■ DESCRIPTION OF THE TASK
Exclude the pictures; give every entry again exactly as written.

■ SOURCE RECORDS
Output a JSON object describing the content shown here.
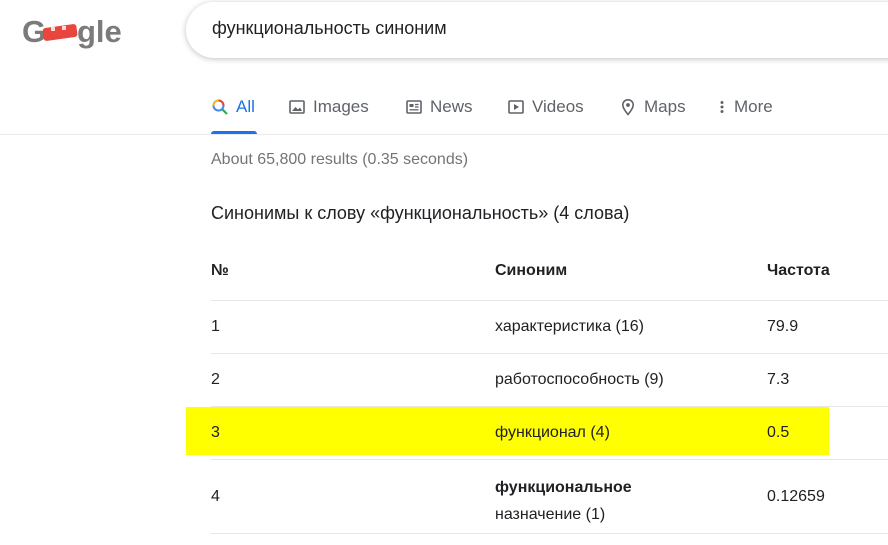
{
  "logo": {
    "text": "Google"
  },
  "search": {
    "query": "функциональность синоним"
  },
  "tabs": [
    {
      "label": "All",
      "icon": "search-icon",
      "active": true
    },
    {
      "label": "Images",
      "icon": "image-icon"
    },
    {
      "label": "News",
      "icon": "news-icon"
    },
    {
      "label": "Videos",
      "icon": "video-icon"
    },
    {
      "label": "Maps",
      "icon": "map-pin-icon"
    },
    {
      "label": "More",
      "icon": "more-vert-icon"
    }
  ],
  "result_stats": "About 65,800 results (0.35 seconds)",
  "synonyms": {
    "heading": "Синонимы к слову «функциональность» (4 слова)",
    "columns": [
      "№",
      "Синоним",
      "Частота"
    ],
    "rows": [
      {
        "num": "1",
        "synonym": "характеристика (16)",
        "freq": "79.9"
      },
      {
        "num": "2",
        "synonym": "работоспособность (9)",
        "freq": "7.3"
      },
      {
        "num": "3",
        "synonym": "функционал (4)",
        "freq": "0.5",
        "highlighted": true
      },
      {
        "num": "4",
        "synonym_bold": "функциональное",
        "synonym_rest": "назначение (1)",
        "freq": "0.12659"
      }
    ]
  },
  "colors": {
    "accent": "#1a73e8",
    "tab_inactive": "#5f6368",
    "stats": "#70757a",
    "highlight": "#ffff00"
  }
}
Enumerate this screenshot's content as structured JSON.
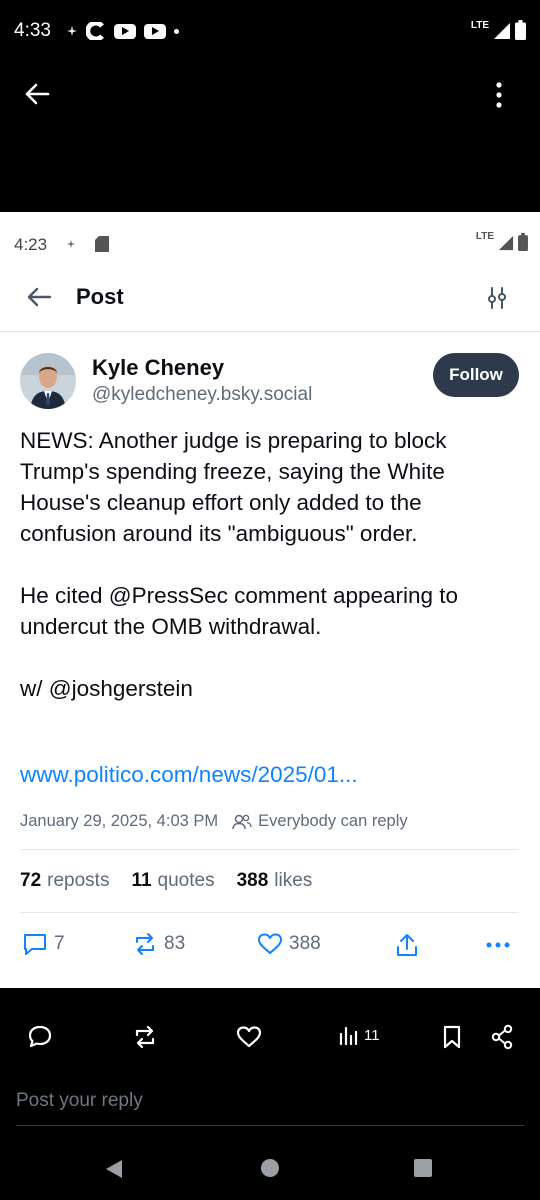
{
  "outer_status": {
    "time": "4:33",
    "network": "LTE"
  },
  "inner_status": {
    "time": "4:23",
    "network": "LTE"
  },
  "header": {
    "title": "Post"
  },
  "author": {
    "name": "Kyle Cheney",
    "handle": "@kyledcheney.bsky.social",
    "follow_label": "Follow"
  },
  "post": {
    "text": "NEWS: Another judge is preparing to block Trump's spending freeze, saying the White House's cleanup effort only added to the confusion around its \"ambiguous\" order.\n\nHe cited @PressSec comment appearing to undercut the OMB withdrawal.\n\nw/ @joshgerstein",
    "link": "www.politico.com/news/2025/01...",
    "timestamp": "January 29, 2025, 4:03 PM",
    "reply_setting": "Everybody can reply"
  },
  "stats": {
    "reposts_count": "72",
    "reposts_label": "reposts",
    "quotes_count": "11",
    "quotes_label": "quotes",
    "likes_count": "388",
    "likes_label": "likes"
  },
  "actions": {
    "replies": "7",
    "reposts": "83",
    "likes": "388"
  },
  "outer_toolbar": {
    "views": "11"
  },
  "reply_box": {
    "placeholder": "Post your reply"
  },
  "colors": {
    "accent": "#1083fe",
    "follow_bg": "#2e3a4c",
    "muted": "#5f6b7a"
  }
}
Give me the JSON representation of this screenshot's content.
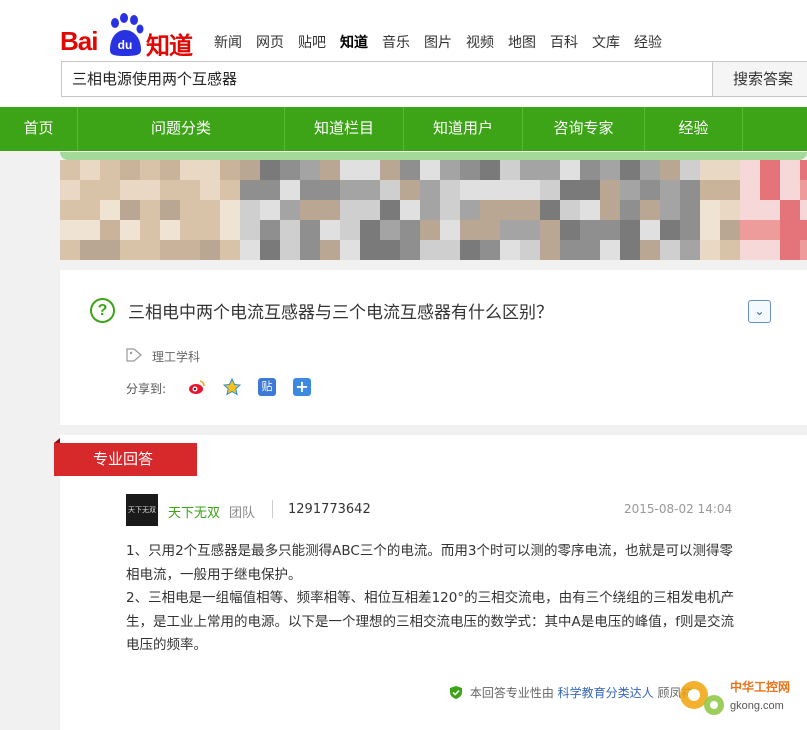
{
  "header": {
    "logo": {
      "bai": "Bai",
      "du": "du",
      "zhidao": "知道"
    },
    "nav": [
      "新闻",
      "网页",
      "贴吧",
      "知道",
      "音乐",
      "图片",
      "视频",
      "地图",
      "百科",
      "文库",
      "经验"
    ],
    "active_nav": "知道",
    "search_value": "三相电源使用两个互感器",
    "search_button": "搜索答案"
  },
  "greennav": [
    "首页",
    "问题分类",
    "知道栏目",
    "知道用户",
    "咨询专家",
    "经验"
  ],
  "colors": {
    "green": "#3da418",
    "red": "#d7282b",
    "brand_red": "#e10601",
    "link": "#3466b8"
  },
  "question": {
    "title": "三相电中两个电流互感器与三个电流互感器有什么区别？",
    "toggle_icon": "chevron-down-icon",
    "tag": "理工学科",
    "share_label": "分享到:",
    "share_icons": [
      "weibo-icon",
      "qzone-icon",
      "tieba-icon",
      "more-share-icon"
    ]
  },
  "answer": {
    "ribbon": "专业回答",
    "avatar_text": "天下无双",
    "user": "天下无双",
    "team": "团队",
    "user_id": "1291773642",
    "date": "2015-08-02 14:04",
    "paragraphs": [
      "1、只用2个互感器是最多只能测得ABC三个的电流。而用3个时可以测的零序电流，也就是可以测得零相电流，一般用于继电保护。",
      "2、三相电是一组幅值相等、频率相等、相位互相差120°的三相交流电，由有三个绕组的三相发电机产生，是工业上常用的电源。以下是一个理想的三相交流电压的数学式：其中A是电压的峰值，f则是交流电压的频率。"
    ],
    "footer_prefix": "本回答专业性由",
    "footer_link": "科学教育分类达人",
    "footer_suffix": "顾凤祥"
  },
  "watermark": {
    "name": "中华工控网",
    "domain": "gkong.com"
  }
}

■ SOLUTION TO THIS EXERCISE
Output a JSON object describing the content shown here.
{
  "logo": {
    "text": "Google"
  },
  "search": {
    "query": "функциональность синоним"
  },
  "tabs": [
    {
      "label": "All",
      "icon": "search-icon",
      "active": true
    },
    {
      "label": "Images",
      "icon": "image-icon"
    },
    {
      "label": "News",
      "icon": "news-icon"
    },
    {
      "label": "Videos",
      "icon": "video-icon"
    },
    {
      "label": "Maps",
      "icon": "map-pin-icon"
    },
    {
      "label": "More",
      "icon": "more-vert-icon"
    }
  ],
  "result_stats": "About 65,800 results (0.35 seconds)",
  "synonyms": {
    "heading": "Синонимы к слову «функциональность» (4 слова)",
    "columns": [
      "№",
      "Синоним",
      "Частота"
    ],
    "rows": [
      {
        "num": "1",
        "synonym": "характеристика (16)",
        "freq": "79.9"
      },
      {
        "num": "2",
        "synonym": "работоспособность (9)",
        "freq": "7.3"
      },
      {
        "num": "3",
        "synonym": "функционал (4)",
        "freq": "0.5",
        "highlighted": true
      },
      {
        "num": "4",
        "synonym_bold": "функциональное",
        "synonym_rest": "назначение (1)",
        "freq": "0.12659"
      }
    ]
  },
  "colors": {
    "accent": "#1a73e8",
    "tab_inactive": "#5f6368",
    "stats": "#70757a",
    "highlight": "#ffff00"
  }
}
Enumerate this screenshot's content as structured JSON.
{
  "outer_status": {
    "time": "4:33",
    "network": "LTE"
  },
  "inner_status": {
    "time": "4:23",
    "network": "LTE"
  },
  "header": {
    "title": "Post"
  },
  "author": {
    "name": "Kyle Cheney",
    "handle": "@kyledcheney.bsky.social",
    "follow_label": "Follow"
  },
  "post": {
    "text": "NEWS: Another judge is preparing to block Trump's spending freeze, saying the White House's cleanup effort only added to the confusion around its \"ambiguous\" order.\n\nHe cited @PressSec comment appearing to undercut the OMB withdrawal.\n\nw/ @joshgerstein",
    "link": "www.politico.com/news/2025/01...",
    "timestamp": "January 29, 2025, 4:03 PM",
    "reply_setting": "Everybody can reply"
  },
  "stats": {
    "reposts_count": "72",
    "reposts_label": "reposts",
    "quotes_count": "11",
    "quotes_label": "quotes",
    "likes_count": "388",
    "likes_label": "likes"
  },
  "actions": {
    "replies": "7",
    "reposts": "83",
    "likes": "388"
  },
  "outer_toolbar": {
    "views": "11"
  },
  "reply_box": {
    "placeholder": "Post your reply"
  },
  "colors": {
    "accent": "#1083fe",
    "follow_bg": "#2e3a4c",
    "muted": "#5f6b7a"
  }
}
Give me the JSON representation of this screenshot's content.
{
  "header": {
    "logo": {
      "bai": "Bai",
      "du": "du",
      "zhidao": "知道"
    },
    "nav": [
      "新闻",
      "网页",
      "贴吧",
      "知道",
      "音乐",
      "图片",
      "视频",
      "地图",
      "百科",
      "文库",
      "经验"
    ],
    "active_nav": "知道",
    "search_value": "三相电源使用两个互感器",
    "search_button": "搜索答案"
  },
  "greennav": [
    "首页",
    "问题分类",
    "知道栏目",
    "知道用户",
    "咨询专家",
    "经验"
  ],
  "colors": {
    "green": "#3da418",
    "red": "#d7282b",
    "brand_red": "#e10601",
    "link": "#3466b8"
  },
  "question": {
    "title": "三相电中两个电流互感器与三个电流互感器有什么区别？",
    "toggle_icon": "chevron-down-icon",
    "tag": "理工学科",
    "share_label": "分享到:",
    "share_icons": [
      "weibo-icon",
      "qzone-icon",
      "tieba-icon",
      "more-share-icon"
    ]
  },
  "answer": {
    "ribbon": "专业回答",
    "avatar_text": "天下无双",
    "user": "天下无双",
    "team": "团队",
    "user_id": "1291773642",
    "date": "2015-08-02 14:04",
    "paragraphs": [
      "1、只用2个互感器是最多只能测得ABC三个的电流。而用3个时可以测的零序电流，也就是可以测得零相电流，一般用于继电保护。",
      "2、三相电是一组幅值相等、频率相等、相位互相差120°的三相交流电，由有三个绕组的三相发电机产生，是工业上常用的电源。以下是一个理想的三相交流电压的数学式：其中A是电压的峰值，f则是交流电压的频率。"
    ],
    "footer_prefix": "本回答专业性由",
    "footer_link": "科学教育分类达人",
    "footer_suffix": "顾凤祥"
  },
  "watermark": {
    "name": "中华工控网",
    "domain": "gkong.com"
  }
}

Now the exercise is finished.